*Exercise directions*
Only the number is wanted: how many lines contain "формах"?

Dataset items
____

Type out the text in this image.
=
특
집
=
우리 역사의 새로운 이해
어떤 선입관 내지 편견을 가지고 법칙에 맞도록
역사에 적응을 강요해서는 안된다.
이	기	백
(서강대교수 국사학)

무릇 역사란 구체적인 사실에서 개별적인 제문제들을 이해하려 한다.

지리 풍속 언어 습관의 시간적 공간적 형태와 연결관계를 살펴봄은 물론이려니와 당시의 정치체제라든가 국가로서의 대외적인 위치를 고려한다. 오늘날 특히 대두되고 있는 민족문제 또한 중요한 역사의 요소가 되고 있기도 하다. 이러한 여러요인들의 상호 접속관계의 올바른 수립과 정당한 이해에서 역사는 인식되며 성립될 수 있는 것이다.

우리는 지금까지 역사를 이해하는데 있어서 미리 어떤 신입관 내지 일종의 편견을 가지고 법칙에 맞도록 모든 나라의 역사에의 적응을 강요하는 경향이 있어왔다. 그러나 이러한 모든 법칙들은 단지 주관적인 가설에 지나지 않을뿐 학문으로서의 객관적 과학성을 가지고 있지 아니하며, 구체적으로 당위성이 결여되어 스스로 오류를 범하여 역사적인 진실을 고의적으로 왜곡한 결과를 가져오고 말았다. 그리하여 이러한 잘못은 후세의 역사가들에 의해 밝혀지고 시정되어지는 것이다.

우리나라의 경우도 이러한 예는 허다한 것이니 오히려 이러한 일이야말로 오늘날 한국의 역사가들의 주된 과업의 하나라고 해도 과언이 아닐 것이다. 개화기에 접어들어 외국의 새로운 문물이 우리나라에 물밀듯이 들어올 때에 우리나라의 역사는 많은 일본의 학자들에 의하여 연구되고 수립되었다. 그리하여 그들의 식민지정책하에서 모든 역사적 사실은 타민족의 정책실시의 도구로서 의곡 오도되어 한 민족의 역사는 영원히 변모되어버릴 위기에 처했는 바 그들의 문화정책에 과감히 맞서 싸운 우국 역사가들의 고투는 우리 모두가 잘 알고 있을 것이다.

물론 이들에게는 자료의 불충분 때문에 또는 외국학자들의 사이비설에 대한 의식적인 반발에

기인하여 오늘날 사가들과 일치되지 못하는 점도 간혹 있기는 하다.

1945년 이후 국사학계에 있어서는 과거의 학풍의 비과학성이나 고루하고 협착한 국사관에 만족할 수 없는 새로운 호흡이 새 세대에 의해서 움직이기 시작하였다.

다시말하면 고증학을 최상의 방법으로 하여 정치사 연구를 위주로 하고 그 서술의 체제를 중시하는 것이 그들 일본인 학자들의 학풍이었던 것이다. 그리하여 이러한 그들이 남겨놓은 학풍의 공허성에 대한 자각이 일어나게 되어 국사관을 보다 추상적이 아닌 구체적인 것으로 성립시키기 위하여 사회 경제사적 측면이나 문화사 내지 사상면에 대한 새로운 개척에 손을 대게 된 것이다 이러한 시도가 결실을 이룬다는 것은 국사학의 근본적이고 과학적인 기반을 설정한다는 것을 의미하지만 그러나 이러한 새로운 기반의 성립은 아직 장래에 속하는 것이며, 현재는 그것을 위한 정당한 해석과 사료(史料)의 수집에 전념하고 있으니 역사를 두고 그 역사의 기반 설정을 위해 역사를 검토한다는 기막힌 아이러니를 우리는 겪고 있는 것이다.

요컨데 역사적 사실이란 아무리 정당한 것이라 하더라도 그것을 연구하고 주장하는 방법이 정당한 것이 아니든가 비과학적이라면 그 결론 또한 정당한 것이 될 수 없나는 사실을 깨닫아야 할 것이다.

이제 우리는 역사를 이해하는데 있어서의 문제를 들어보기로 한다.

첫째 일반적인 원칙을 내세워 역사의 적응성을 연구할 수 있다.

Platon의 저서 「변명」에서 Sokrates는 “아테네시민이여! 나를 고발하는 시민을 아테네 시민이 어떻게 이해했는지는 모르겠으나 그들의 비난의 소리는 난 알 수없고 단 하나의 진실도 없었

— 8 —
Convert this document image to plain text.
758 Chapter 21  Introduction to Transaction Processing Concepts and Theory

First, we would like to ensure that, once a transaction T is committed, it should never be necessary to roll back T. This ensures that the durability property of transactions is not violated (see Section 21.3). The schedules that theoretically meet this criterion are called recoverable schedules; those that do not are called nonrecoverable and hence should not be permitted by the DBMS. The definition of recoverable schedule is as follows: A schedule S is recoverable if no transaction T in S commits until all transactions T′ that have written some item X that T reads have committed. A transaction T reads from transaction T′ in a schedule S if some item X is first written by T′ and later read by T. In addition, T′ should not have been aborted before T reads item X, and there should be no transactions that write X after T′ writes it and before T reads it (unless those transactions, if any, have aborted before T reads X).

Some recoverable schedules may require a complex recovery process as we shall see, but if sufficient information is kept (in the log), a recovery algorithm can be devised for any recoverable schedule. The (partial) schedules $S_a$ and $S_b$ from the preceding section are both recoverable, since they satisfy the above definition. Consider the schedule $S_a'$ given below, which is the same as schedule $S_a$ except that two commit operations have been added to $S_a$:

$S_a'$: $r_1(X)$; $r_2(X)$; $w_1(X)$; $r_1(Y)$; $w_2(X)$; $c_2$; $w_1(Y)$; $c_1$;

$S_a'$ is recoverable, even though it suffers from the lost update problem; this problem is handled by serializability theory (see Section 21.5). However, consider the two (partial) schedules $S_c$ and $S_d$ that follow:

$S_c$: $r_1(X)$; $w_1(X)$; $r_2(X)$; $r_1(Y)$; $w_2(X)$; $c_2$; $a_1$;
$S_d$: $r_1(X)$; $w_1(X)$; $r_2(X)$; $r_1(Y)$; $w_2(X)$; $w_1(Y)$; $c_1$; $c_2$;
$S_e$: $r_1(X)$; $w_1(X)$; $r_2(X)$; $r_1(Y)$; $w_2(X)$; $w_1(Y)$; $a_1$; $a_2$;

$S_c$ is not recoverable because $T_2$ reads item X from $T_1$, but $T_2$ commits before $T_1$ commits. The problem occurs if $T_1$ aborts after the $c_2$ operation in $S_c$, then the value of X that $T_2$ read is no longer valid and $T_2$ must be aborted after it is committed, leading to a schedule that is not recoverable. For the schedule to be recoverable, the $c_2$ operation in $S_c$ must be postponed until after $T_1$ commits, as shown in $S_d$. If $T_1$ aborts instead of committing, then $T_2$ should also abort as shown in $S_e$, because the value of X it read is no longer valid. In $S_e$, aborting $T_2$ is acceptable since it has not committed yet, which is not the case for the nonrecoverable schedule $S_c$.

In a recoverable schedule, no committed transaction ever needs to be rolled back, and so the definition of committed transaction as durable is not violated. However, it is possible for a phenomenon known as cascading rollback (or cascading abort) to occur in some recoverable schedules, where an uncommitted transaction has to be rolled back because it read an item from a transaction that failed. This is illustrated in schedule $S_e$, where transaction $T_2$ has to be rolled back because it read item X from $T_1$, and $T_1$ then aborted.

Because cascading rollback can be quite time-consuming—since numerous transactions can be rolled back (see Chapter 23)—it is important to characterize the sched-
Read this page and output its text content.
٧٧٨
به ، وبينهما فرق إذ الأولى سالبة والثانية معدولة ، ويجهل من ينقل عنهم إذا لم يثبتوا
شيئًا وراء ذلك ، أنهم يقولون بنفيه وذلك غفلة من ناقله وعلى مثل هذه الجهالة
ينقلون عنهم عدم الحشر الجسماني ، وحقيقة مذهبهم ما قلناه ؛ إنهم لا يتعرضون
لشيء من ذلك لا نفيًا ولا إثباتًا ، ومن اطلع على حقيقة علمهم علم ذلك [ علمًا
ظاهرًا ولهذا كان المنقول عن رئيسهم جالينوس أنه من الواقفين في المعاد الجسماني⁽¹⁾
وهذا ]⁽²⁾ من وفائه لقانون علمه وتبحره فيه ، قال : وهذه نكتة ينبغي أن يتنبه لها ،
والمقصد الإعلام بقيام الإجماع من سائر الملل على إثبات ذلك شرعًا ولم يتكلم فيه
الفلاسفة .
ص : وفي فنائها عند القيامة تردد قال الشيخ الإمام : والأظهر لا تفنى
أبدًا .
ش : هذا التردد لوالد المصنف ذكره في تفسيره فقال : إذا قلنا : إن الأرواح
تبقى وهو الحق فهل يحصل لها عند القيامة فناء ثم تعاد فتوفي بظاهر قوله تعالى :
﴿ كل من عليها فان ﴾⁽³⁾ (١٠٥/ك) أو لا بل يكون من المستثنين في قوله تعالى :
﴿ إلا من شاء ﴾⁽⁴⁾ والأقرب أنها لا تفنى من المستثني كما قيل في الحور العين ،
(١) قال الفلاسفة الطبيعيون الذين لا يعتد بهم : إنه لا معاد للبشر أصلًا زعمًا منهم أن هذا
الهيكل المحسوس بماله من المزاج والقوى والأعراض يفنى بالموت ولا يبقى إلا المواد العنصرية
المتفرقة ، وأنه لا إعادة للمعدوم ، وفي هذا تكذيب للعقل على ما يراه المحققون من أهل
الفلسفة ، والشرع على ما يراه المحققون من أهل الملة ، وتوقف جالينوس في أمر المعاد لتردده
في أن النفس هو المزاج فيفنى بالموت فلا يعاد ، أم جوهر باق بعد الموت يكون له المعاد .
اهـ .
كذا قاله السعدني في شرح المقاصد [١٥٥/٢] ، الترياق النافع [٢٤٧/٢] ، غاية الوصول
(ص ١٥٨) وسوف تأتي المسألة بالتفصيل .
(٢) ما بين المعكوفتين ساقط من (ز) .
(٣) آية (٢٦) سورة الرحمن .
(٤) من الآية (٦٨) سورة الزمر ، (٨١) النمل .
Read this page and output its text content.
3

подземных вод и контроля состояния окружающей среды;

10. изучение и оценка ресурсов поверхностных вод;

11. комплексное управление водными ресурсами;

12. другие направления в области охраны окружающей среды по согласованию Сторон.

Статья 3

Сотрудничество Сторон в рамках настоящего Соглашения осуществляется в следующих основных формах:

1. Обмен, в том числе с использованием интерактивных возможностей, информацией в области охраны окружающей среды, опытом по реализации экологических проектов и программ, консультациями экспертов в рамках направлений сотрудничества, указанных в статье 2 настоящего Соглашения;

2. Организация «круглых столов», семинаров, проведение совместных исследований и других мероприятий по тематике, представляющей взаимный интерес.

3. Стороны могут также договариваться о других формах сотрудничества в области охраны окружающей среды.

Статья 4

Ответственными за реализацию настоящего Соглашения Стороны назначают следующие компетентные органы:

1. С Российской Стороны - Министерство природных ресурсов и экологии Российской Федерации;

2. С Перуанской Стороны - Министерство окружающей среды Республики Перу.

____

*Complete response*
2